**Problem to work on:**
Find the lines with the string "以下简称" and return them.

=== Exercise input ===

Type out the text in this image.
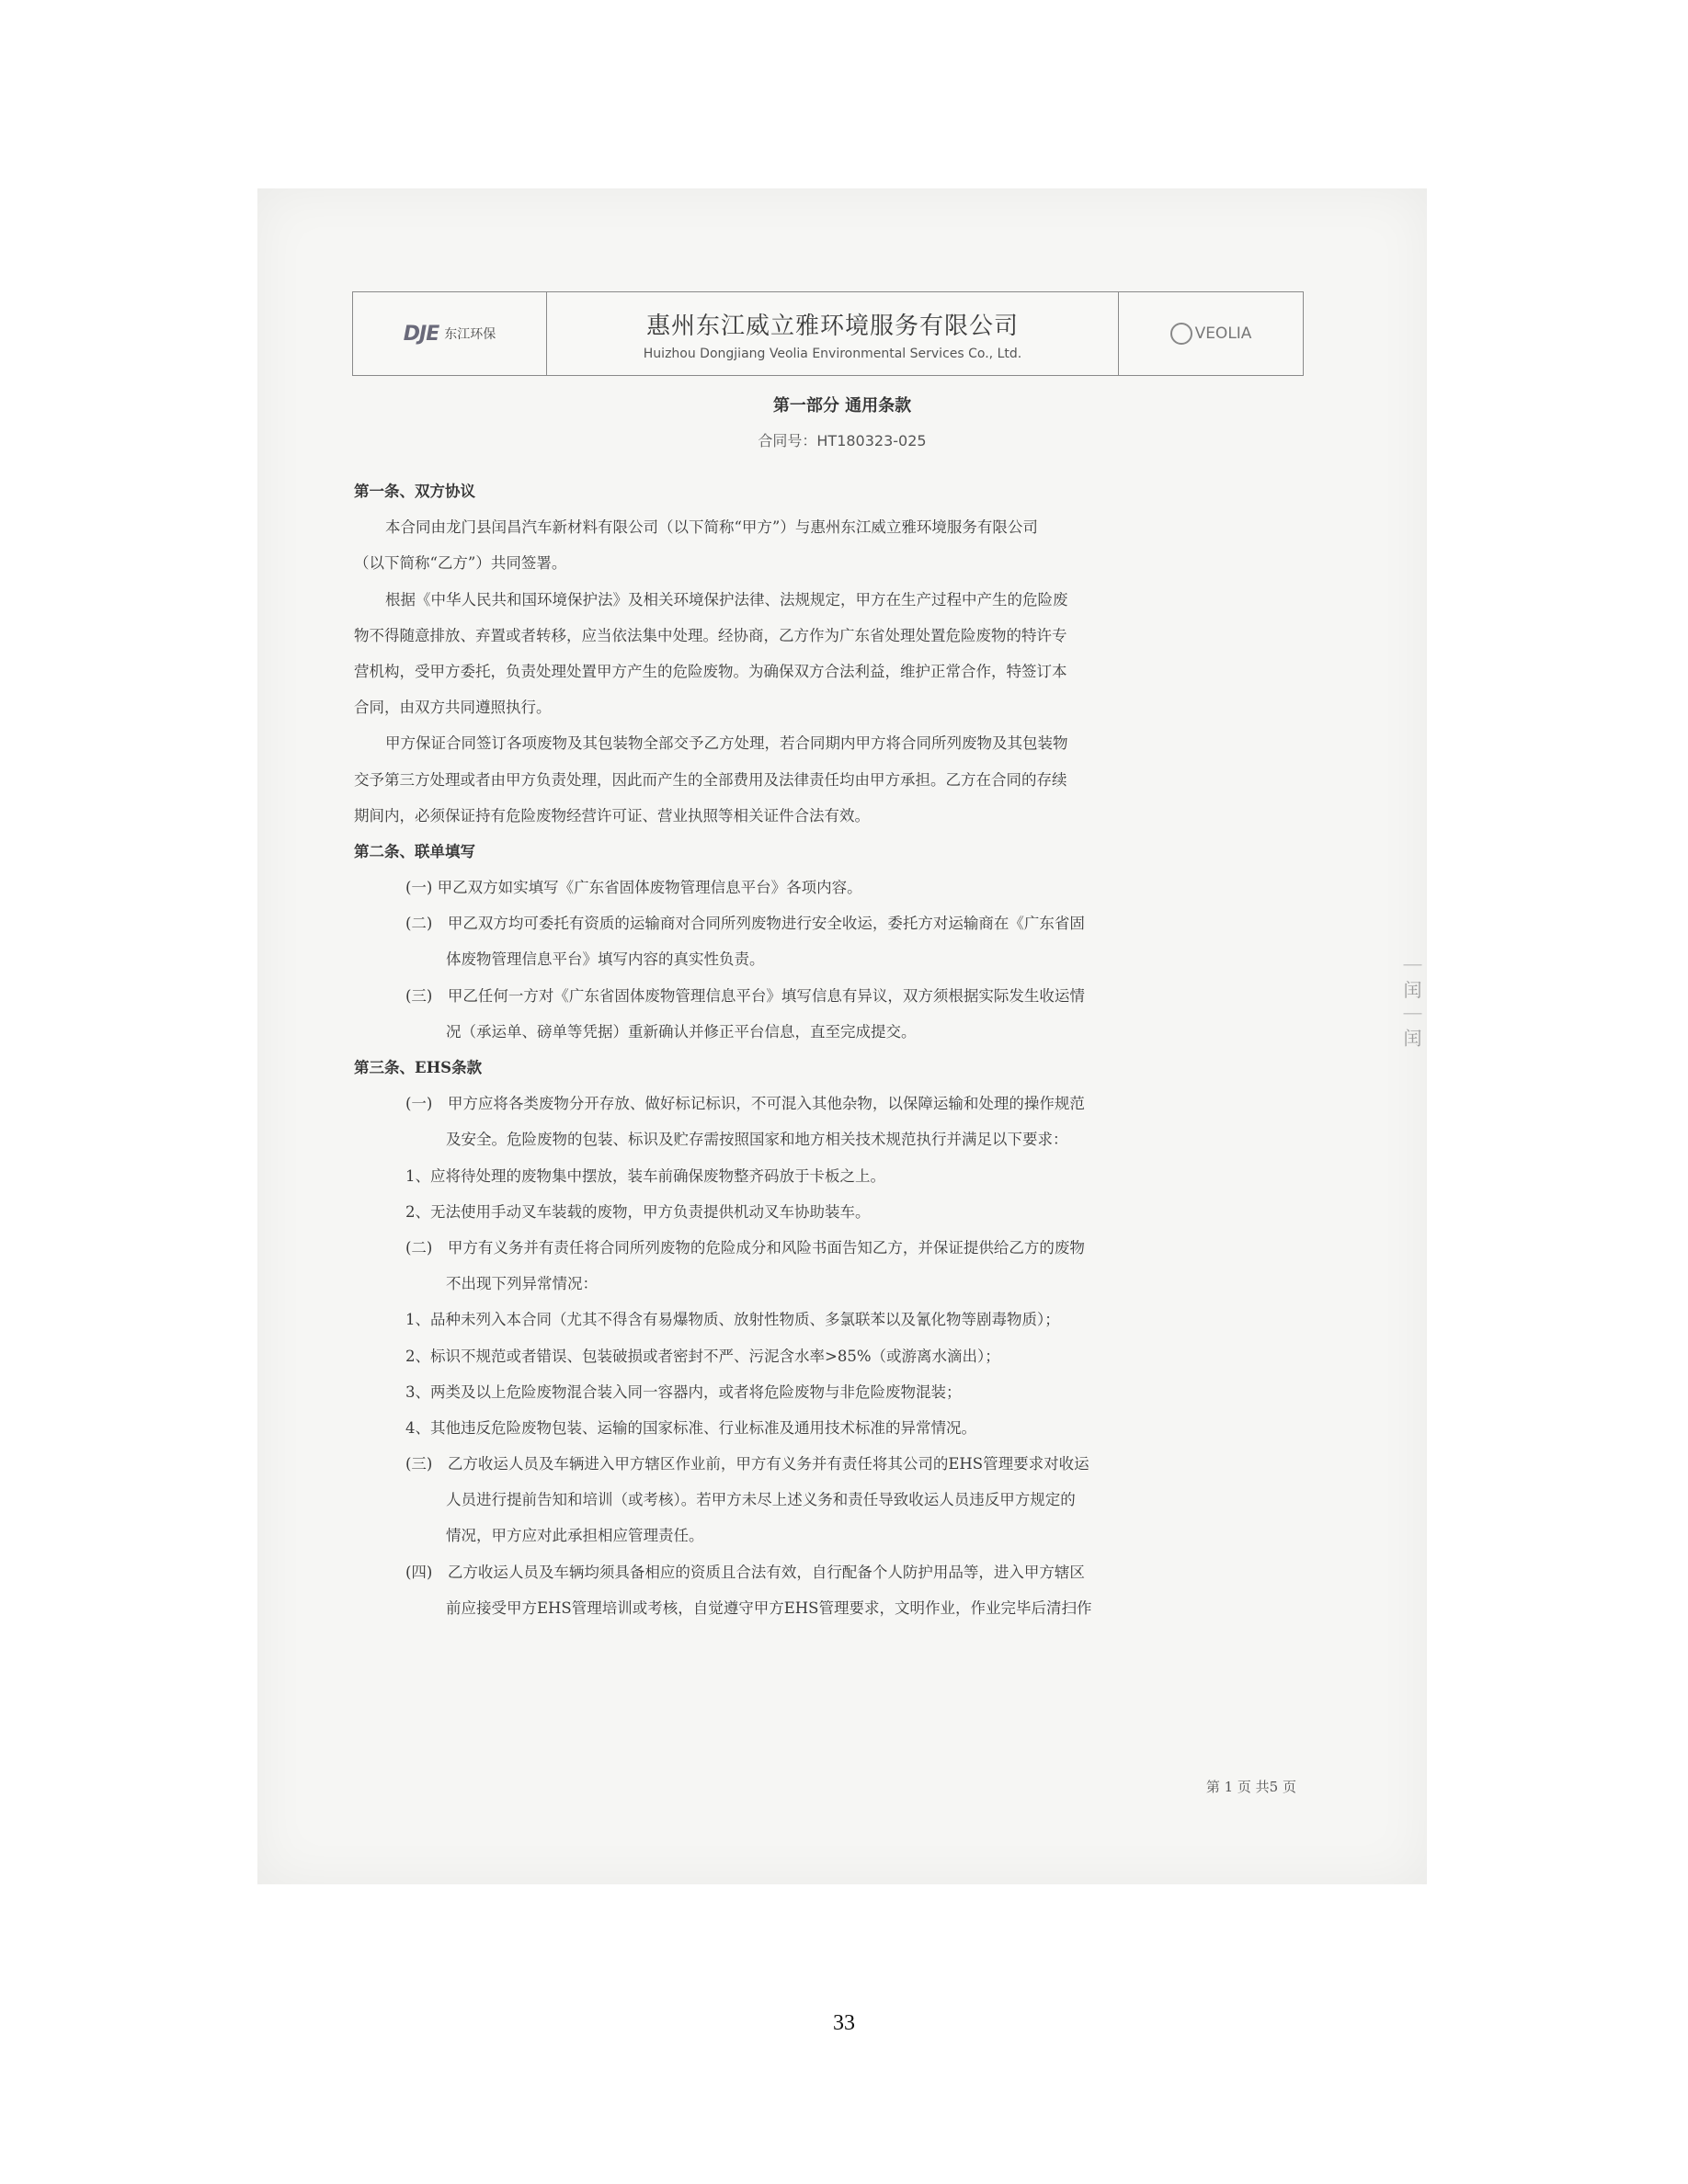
DJE 东江环保	惠州东江威立雅环境服务有限公司
Huizhou Dongjiang Veolia Environmental Services Co., Ltd.
VEOLIA
第一部分 通用条款
合同号：HT180323-025
第一条、双方协议
本合同由龙门县闰昌汽车新材料有限公司（以下简称“甲方”）与惠州东江威立雅环境服务有限公司
（以下简称“乙方”）共同签署。
根据《中华人民共和国环境保护法》及相关环境保护法律、法规规定，甲方在生产过程中产生的危险废
物不得随意排放、弃置或者转移，应当依法集中处理。经协商，乙方作为广东省处理处置危险废物的特许专
营机构，受甲方委托，负责处理处置甲方产生的危险废物。为确保双方合法利益，维护正常合作，特签订本
合同，由双方共同遵照执行。
甲方保证合同签订各项废物及其包装物全部交予乙方处理，若合同期内甲方将合同所列废物及其包装物
交予第三方处理或者由甲方负责处理，因此而产生的全部费用及法律责任均由甲方承担。乙方在合同的存续
期间内，必须保证持有危险废物经营许可证、营业执照等相关证件合法有效。
第二条、联单填写
(一) 甲乙双方如实填写《广东省固体废物管理信息平台》各项内容。
(二)　甲乙双方均可委托有资质的运输商对合同所列废物进行安全收运，委托方对运输商在《广东省固
体废物管理信息平台》填写内容的真实性负责。
(三)　甲乙任何一方对《广东省固体废物管理信息平台》填写信息有异议，双方须根据实际发生收运情
况（承运单、磅单等凭据）重新确认并修正平台信息，直至完成提交。
第三条、EHS条款
(一)　甲方应将各类废物分开存放、做好标记标识，不可混入其他杂物，以保障运输和处理的操作规范
及安全。危险废物的包装、标识及贮存需按照国家和地方相关技术规范执行并满足以下要求：
1、应将待处理的废物集中摆放，装车前确保废物整齐码放于卡板之上。
2、无法使用手动叉车装载的废物，甲方负责提供机动叉车协助装车。
(二)　甲方有义务并有责任将合同所列废物的危险成分和风险书面告知乙方，并保证提供给乙方的废物
不出现下列异常情况：
1、品种未列入本合同（尤其不得含有易爆物质、放射性物质、多氯联苯以及氰化物等剧毒物质）；
2、标识不规范或者错误、包装破损或者密封不严、污泥含水率>85%（或游离水滴出）；
3、两类及以上危险废物混合装入同一容器内，或者将危险废物与非危险废物混装；
4、其他违反危险废物包装、运输的国家标准、行业标准及通用技术标准的异常情况。
(三)　乙方收运人员及车辆进入甲方辖区作业前，甲方有义务并有责任将其公司的EHS管理要求对收运
人员进行提前告知和培训（或考核）。若甲方未尽上述义务和责任导致收运人员违反甲方规定的
情况，甲方应对此承担相应管理责任。
(四)　乙方收运人员及车辆均须具备相应的资质且合法有效，自行配备个人防护用品等，进入甲方辖区
前应接受甲方EHS管理培训或考核，自觉遵守甲方EHS管理要求，文明作业，作业完毕后清扫作
｜ 闰 ｜ 闰
第 1 页 共5 页
33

===

**Final result:**
本合同由龙门县闰昌汽车新材料有限公司（以下简称“甲方”）与惠州东江威立雅环境服务有限公司
（以下简称“乙方”）共同签署。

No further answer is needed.